## To be done
State the number of lines where "icon" appears. Add nothing else.

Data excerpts
▬▬▬
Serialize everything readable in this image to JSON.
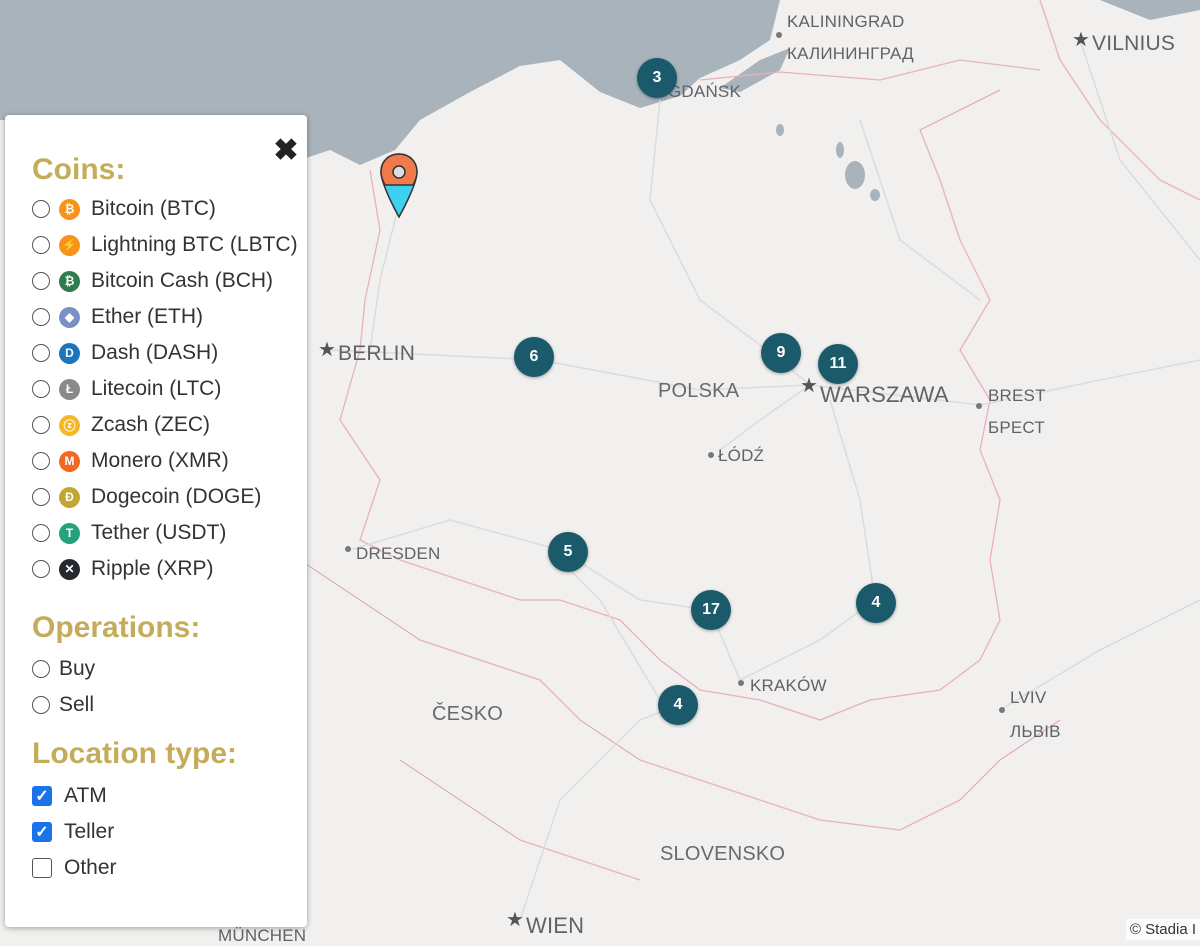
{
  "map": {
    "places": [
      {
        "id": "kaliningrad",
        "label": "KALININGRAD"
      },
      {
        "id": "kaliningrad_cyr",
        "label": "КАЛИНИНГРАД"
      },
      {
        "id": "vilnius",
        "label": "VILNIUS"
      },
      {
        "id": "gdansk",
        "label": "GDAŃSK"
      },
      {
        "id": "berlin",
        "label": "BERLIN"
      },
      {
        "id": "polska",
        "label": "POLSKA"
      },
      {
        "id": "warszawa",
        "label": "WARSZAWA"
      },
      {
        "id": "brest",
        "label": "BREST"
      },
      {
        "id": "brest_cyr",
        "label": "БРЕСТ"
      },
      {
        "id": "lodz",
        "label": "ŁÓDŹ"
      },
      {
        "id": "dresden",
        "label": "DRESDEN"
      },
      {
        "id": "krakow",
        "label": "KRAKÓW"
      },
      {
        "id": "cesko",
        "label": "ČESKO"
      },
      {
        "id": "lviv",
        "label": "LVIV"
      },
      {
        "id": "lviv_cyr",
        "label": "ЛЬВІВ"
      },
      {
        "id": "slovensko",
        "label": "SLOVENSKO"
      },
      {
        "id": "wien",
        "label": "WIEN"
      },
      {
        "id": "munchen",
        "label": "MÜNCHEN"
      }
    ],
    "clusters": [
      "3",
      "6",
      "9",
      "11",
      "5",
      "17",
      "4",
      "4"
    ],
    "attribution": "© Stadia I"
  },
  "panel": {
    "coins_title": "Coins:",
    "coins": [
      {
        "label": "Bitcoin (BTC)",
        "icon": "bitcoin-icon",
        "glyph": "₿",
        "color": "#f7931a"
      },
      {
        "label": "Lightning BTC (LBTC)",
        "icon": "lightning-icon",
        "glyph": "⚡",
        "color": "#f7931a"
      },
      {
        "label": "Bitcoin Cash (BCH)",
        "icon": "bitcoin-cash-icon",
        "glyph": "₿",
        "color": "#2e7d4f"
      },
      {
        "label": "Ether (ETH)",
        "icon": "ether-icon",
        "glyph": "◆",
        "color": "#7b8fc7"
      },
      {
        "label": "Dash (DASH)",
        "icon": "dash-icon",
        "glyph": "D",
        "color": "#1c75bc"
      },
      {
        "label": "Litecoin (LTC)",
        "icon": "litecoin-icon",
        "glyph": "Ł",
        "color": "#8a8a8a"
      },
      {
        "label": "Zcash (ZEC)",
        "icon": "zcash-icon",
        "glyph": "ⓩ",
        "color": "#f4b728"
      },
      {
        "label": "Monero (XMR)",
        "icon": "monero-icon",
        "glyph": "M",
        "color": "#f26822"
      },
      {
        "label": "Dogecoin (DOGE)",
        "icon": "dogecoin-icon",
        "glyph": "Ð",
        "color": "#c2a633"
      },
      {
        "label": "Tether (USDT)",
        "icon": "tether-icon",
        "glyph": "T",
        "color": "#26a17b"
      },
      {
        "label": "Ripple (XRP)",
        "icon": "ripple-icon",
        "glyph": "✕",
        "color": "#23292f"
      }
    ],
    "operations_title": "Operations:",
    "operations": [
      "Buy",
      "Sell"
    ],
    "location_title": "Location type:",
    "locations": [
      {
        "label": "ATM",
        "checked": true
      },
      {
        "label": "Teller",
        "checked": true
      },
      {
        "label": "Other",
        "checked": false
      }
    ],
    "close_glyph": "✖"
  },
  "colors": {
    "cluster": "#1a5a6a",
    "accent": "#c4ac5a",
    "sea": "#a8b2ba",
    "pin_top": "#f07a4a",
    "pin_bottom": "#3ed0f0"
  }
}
▬▬▬
## Response for this exercise
11